[Begin DATA RECORDS]
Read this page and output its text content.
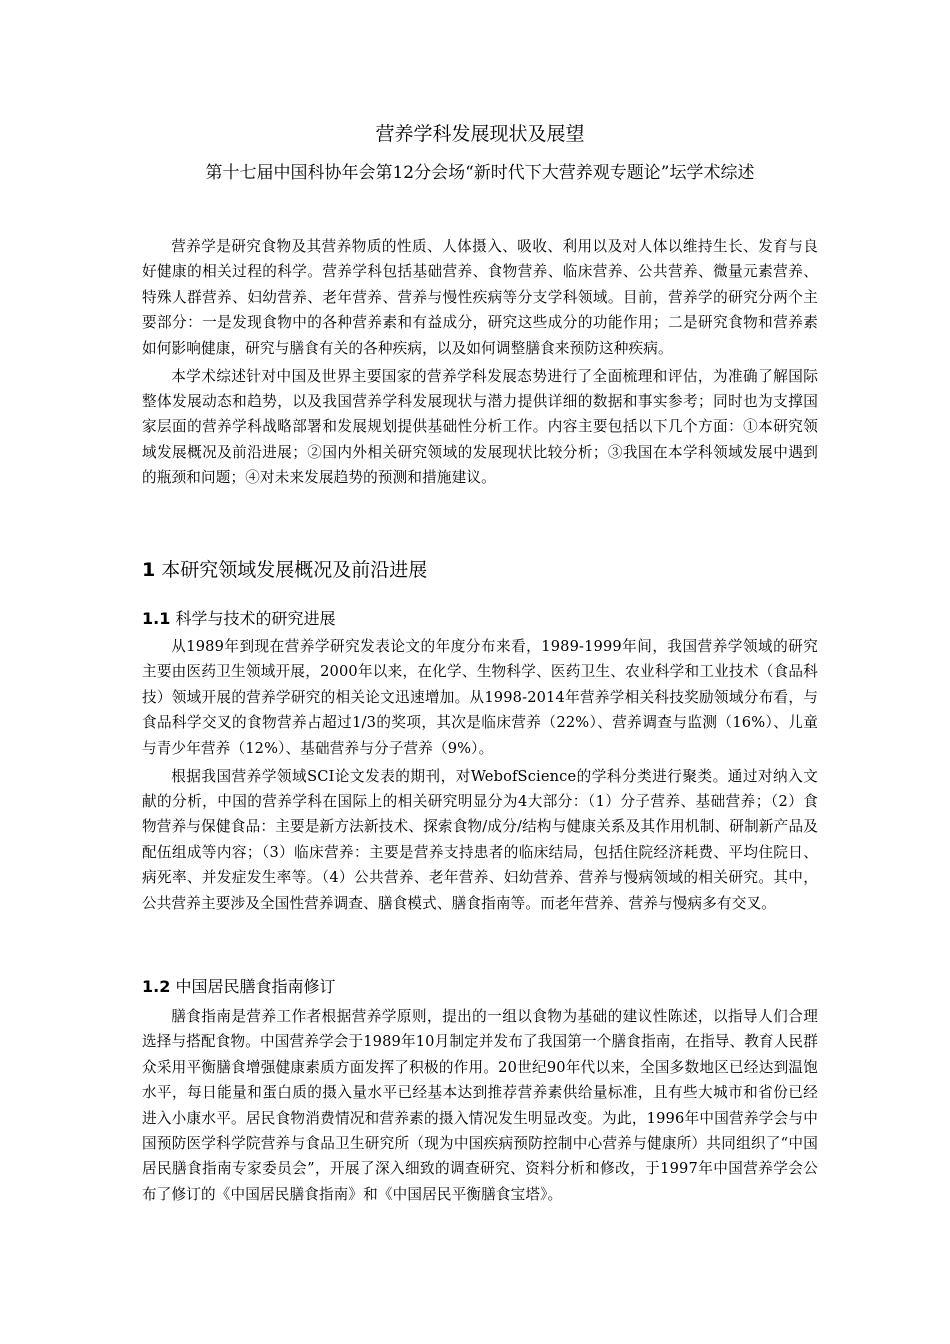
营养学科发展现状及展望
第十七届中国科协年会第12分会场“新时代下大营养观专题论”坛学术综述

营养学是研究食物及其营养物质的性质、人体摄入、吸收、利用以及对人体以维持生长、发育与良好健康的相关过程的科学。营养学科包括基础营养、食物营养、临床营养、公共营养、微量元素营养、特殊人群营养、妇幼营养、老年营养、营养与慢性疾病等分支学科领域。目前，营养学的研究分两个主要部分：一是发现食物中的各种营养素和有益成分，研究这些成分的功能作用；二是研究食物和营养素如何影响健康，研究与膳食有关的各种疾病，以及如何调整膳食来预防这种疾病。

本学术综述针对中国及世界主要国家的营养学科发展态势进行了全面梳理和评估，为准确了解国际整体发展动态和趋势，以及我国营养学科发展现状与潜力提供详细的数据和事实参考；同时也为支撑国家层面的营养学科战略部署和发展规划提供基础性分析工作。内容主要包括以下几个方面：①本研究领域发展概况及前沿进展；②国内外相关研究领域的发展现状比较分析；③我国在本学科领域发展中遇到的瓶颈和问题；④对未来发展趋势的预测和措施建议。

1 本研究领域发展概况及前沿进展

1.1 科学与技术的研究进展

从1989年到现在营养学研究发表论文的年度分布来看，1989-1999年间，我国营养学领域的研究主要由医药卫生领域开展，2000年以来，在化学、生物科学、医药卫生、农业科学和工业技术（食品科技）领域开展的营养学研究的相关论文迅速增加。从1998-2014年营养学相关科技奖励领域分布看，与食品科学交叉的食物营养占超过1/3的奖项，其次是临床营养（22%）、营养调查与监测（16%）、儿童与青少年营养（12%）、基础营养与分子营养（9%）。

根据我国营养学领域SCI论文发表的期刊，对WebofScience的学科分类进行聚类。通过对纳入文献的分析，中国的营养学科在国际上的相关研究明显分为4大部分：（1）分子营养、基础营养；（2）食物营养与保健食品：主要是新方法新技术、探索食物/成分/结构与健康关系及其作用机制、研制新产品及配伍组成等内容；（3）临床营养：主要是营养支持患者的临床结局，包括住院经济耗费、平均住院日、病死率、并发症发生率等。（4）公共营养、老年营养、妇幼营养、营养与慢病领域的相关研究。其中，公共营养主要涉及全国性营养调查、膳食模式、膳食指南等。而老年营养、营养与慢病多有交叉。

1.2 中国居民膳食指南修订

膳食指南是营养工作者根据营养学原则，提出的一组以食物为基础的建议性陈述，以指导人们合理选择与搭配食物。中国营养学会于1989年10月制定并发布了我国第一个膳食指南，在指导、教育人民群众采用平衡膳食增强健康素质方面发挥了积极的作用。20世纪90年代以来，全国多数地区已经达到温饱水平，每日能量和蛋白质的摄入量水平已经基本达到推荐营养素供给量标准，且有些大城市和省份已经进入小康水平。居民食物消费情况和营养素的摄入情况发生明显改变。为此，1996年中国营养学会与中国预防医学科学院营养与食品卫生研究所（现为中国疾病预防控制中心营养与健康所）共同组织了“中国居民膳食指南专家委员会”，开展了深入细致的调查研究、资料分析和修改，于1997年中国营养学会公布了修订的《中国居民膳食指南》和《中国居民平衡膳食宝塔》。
[End DATA RECORDS]
PROBLEM DESCRIPTION »
Repeat all of the data above word for word, minus the pictures.

RESPONSE »
Read this page and output its text content.
营养学科发展现状及展望
第十七届中国科协年会第12分会场“新时代下大营养观专题论”坛学术综述

营养学是研究食物及其营养物质的性质、人体摄入、吸收、利用以及对人体以维持生长、发育与良好健康的相关过程的科学。营养学科包括基础营养、食物营养、临床营养、公共营养、微量元素营养、特殊人群营养、妇幼营养、老年营养、营养与慢性疾病等分支学科领域。目前，营养学的研究分两个主要部分：一是发现食物中的各种营养素和有益成分，研究这些成分的功能作用；二是研究食物和营养素如何影响健康，研究与膳食有关的各种疾病，以及如何调整膳食来预防这种疾病。

本学术综述针对中国及世界主要国家的营养学科发展态势进行了全面梳理和评估，为准确了解国际整体发展动态和趋势，以及我国营养学科发展现状与潜力提供详细的数据和事实参考；同时也为支撑国家层面的营养学科战略部署和发展规划提供基础性分析工作。内容主要包括以下几个方面：①本研究领域发展概况及前沿进展；②国内外相关研究领域的发展现状比较分析；③我国在本学科领域发展中遇到的瓶颈和问题；④对未来发展趋势的预测和措施建议。

1 本研究领域发展概况及前沿进展

1.1 科学与技术的研究进展

从1989年到现在营养学研究发表论文的年度分布来看，1989-1999年间，我国营养学领域的研究主要由医药卫生领域开展，2000年以来，在化学、生物科学、医药卫生、农业科学和工业技术（食品科技）领域开展的营养学研究的相关论文迅速增加。从1998-2014年营养学相关科技奖励领域分布看，与食品科学交叉的食物营养占超过1/3的奖项，其次是临床营养（22%）、营养调查与监测（16%）、儿童与青少年营养（12%）、基础营养与分子营养（9%）。

根据我国营养学领域SCI论文发表的期刊，对WebofScience的学科分类进行聚类。通过对纳入文献的分析，中国的营养学科在国际上的相关研究明显分为4大部分：（1）分子营养、基础营养；（2）食物营养与保健食品：主要是新方法新技术、探索食物/成分/结构与健康关系及其作用机制、研制新产品及配伍组成等内容；（3）临床营养：主要是营养支持患者的临床结局，包括住院经济耗费、平均住院日、病死率、并发症发生率等。（4）公共营养、老年营养、妇幼营养、营养与慢病领域的相关研究。其中，公共营养主要涉及全国性营养调查、膳食模式、膳食指南等。而老年营养、营养与慢病多有交叉。

1.2 中国居民膳食指南修订

膳食指南是营养工作者根据营养学原则，提出的一组以食物为基础的建议性陈述，以指导人们合理选择与搭配食物。中国营养学会于1989年10月制定并发布了我国第一个膳食指南，在指导、教育人民群众采用平衡膳食增强健康素质方面发挥了积极的作用。20世纪90年代以来，全国多数地区已经达到温饱水平，每日能量和蛋白质的摄入量水平已经基本达到推荐营养素供给量标准，且有些大城市和省份已经进入小康水平。居民食物消费情况和营养素的摄入情况发生明显改变。为此，1996年中国营养学会与中国预防医学科学院营养与食品卫生研究所（现为中国疾病预防控制中心营养与健康所）共同组织了“中国居民膳食指南专家委员会”，开展了深入细致的调查研究、资料分析和修改，于1997年中国营养学会公布了修订的《中国居民膳食指南》和《中国居民平衡膳食宝塔》。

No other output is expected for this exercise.